# EXCERPTED RECORDS start
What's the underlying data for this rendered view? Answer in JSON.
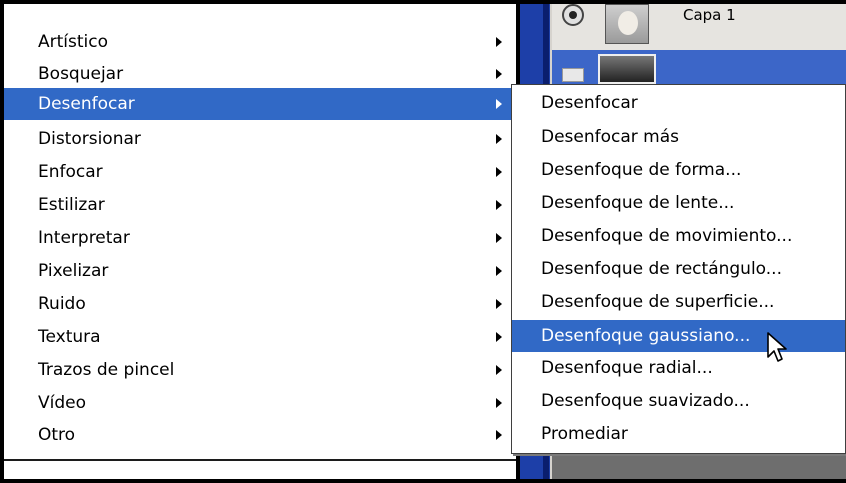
{
  "layers_panel": {
    "layer_name": "Capa 1"
  },
  "filter_menu": {
    "items": [
      {
        "label": "Artístico",
        "has_submenu": true
      },
      {
        "label": "Bosquejar",
        "has_submenu": true
      },
      {
        "label": "Desenfocar",
        "has_submenu": true,
        "highlighted": true
      },
      {
        "label": "Distorsionar",
        "has_submenu": true
      },
      {
        "label": "Enfocar",
        "has_submenu": true
      },
      {
        "label": "Estilizar",
        "has_submenu": true
      },
      {
        "label": "Interpretar",
        "has_submenu": true
      },
      {
        "label": "Pixelizar",
        "has_submenu": true
      },
      {
        "label": "Ruido",
        "has_submenu": true
      },
      {
        "label": "Textura",
        "has_submenu": true
      },
      {
        "label": "Trazos de pincel",
        "has_submenu": true
      },
      {
        "label": "Vídeo",
        "has_submenu": true
      },
      {
        "label": "Otro",
        "has_submenu": true
      }
    ]
  },
  "blur_submenu": {
    "items": [
      {
        "label": "Desenfocar"
      },
      {
        "label": "Desenfocar más"
      },
      {
        "label": "Desenfoque de forma..."
      },
      {
        "label": "Desenfoque de lente..."
      },
      {
        "label": "Desenfoque de movimiento..."
      },
      {
        "label": "Desenfoque de rectángulo..."
      },
      {
        "label": "Desenfoque de superficie..."
      },
      {
        "label": "Desenfoque gaussiano...",
        "highlighted": true
      },
      {
        "label": "Desenfoque radial..."
      },
      {
        "label": "Desenfoque suavizado..."
      },
      {
        "label": "Promediar"
      }
    ]
  },
  "colors": {
    "highlight": "#3169c6",
    "menu_background": "#ffffff",
    "panel_accent": "#1d3fa8"
  },
  "icons": {
    "submenu_arrow": "triangle-right-icon",
    "cursor": "mouse-pointer-icon",
    "visibility": "eye-icon"
  }
}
# EXCERPTED RECORDS end
Show the lines of the material that contain the word "Desenfocar".

** RESPONSE TO THE EXERCISE **
        "label": "Desenfocar",
        "label": "Desenfocar"
        "label": "Desenfocar más"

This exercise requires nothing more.